→ To do:
Give every line back verbatim, dropping all images.

# Start of Data extract

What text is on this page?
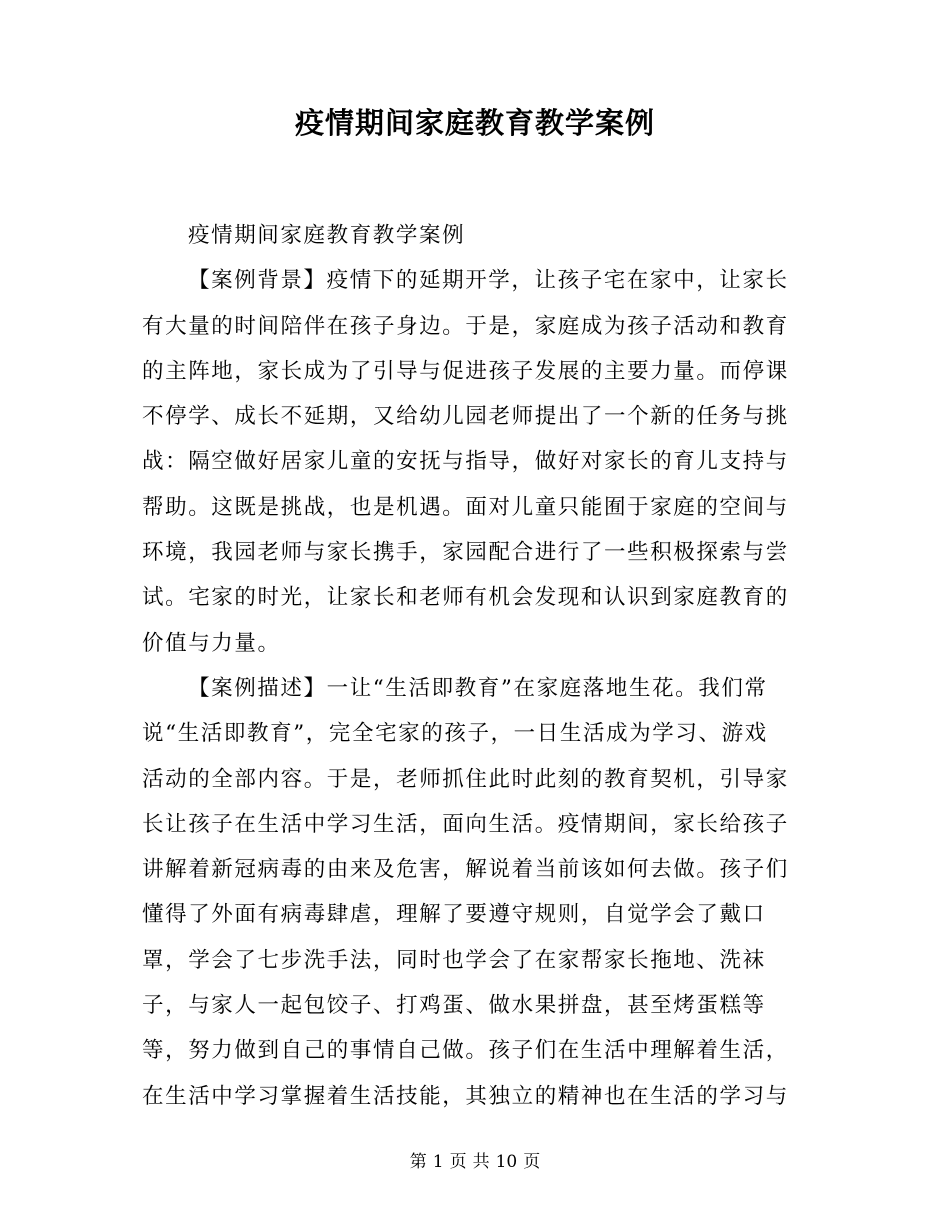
疫情期间家庭教育教学案例
疫情期间家庭教育教学案例
【案例背景】疫情下的延期开学，让孩子宅在家中，让家长
有大量的时间陪伴在孩子身边。于是，家庭成为孩子活动和教育
的主阵地，家长成为了引导与促进孩子发展的主要力量。而停课
不停学、成长不延期，又给幼儿园老师提出了一个新的任务与挑
战：隔空做好居家儿童的安抚与指导，做好对家长的育儿支持与
帮助。这既是挑战，也是机遇。面对儿童只能囿于家庭的空间与
环境，我园老师与家长携手，家园配合进行了一些积极探索与尝
试。宅家的时光，让家长和老师有机会发现和认识到家庭教育的
价值与力量。
【案例描述】一让“生活即教育”在家庭落地生花。我们常
说“生活即教育”，完全宅家的孩子，一日生活成为学习、游戏
活动的全部内容。于是，老师抓住此时此刻的教育契机，引导家
长让孩子在生活中学习生活，面向生活。疫情期间，家长给孩子
讲解着新冠病毒的由来及危害，解说着当前该如何去做。孩子们
懂得了外面有病毒肆虐，理解了要遵守规则，自觉学会了戴口
罩，学会了七步洗手法，同时也学会了在家帮家长拖地、洗袜
子，与家人一起包饺子、打鸡蛋、做水果拼盘，甚至烤蛋糕等
等，努力做到自己的事情自己做。孩子们在生活中理解着生活，
在生活中学习掌握着生活技能，其独立的精神也在生活的学习与
第 1 页 共 10 页
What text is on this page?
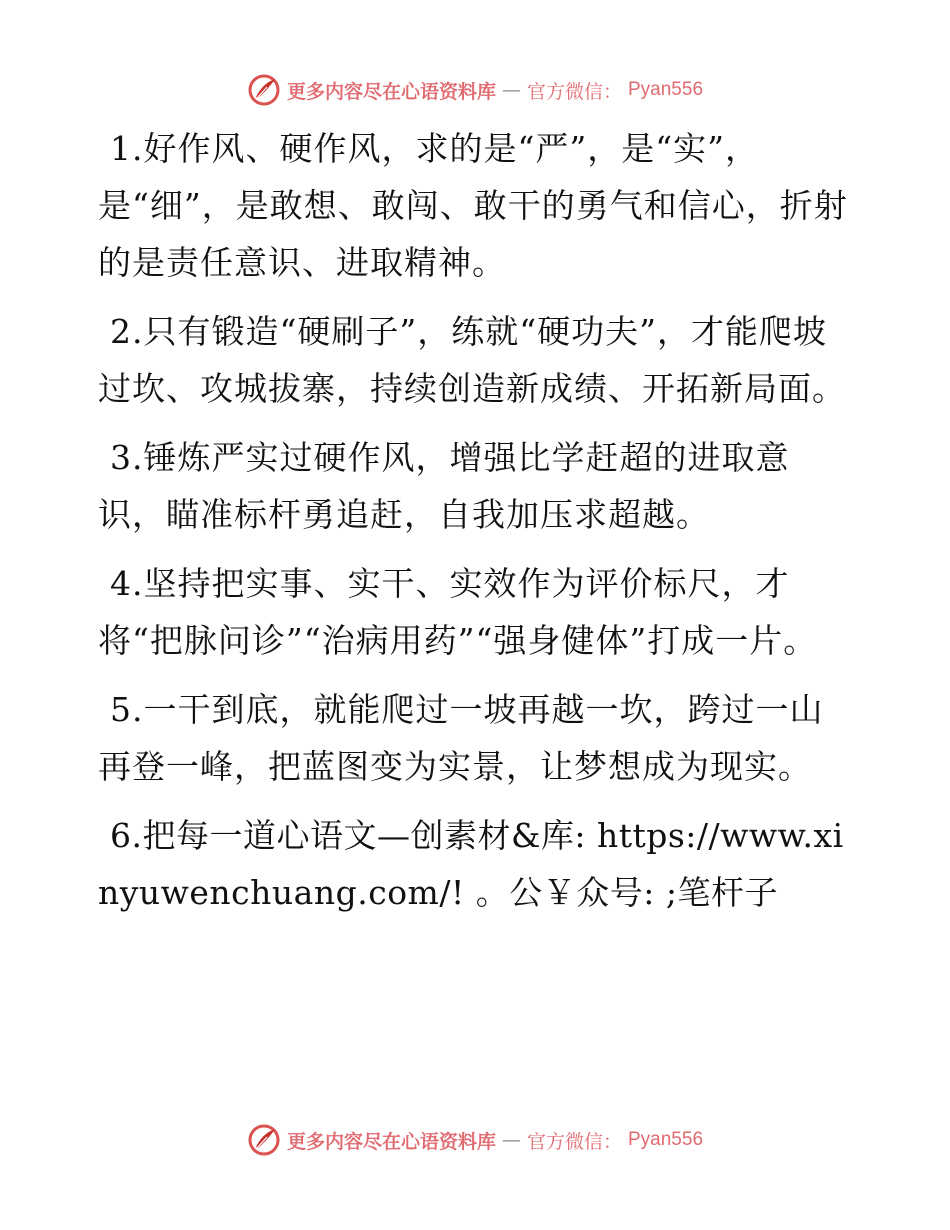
更多内容尽在心语资料库 — 官方微信： Pyan556

1.好作风、硬作风，求的是“严”，是“实”，是“细”，是敢想、敢闯、敢干的勇气和信心，折射的是责任意识、进取精神。

2.只有锻造“硬刷子”，练就“硬功夫”，才能爬坡过坎、攻城拔寨，持续创造新成绩、开拓新局面。

3.锤炼严实过硬作风，增强比学赶超的进取意识，瞄准标杆勇追赶，自我加压求超越。

4.坚持把实事、实干、实效作为评价标尺，才将“把脉问诊”“治病用药”“强身健体”打成一片。

5.一干到底，就能爬过一坡再越一坎，跨过一山再登一峰，把蓝图变为实景，让梦想成为现实。

6.把每一道心语文—创素材&库: https://www.xinyuwenchuang.com/! 。公￥众号: ;笔杆子

更多内容尽在心语资料库 — 官方微信： Pyan556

# End of Data extract

→ Reply to the task:
What text is on this page?
疫情期间家庭教育教学案例
疫情期间家庭教育教学案例
【案例背景】疫情下的延期开学，让孩子宅在家中，让家长
有大量的时间陪伴在孩子身边。于是，家庭成为孩子活动和教育
的主阵地，家长成为了引导与促进孩子发展的主要力量。而停课
不停学、成长不延期，又给幼儿园老师提出了一个新的任务与挑
战：隔空做好居家儿童的安抚与指导，做好对家长的育儿支持与
帮助。这既是挑战，也是机遇。面对儿童只能囿于家庭的空间与
环境，我园老师与家长携手，家园配合进行了一些积极探索与尝
试。宅家的时光，让家长和老师有机会发现和认识到家庭教育的
价值与力量。
【案例描述】一让“生活即教育”在家庭落地生花。我们常
说“生活即教育”，完全宅家的孩子，一日生活成为学习、游戏
活动的全部内容。于是，老师抓住此时此刻的教育契机，引导家
长让孩子在生活中学习生活，面向生活。疫情期间，家长给孩子
讲解着新冠病毒的由来及危害，解说着当前该如何去做。孩子们
懂得了外面有病毒肆虐，理解了要遵守规则，自觉学会了戴口
罩，学会了七步洗手法，同时也学会了在家帮家长拖地、洗袜
子，与家人一起包饺子、打鸡蛋、做水果拼盘，甚至烤蛋糕等
等，努力做到自己的事情自己做。孩子们在生活中理解着生活，
在生活中学习掌握着生活技能，其独立的精神也在生活的学习与
第 1 页 共 10 页
What text is on this page?
更多内容尽在心语资料库 — 官方微信： Pyan556

1.好作风、硬作风，求的是“严”，是“实”，是“细”，是敢想、敢闯、敢干的勇气和信心，折射的是责任意识、进取精神。

2.只有锻造“硬刷子”，练就“硬功夫”，才能爬坡过坎、攻城拔寨，持续创造新成绩、开拓新局面。

3.锤炼严实过硬作风，增强比学赶超的进取意识，瞄准标杆勇追赶，自我加压求超越。

4.坚持把实事、实干、实效作为评价标尺，才将“把脉问诊”“治病用药”“强身健体”打成一片。

5.一干到底，就能爬过一坡再越一坎，跨过一山再登一峰，把蓝图变为实景，让梦想成为现实。

6.把每一道心语文—创素材&库: https://www.xinyuwenchuang.com/! 。公￥众号: ;笔杆子

更多内容尽在心语资料库 — 官方微信： Pyan556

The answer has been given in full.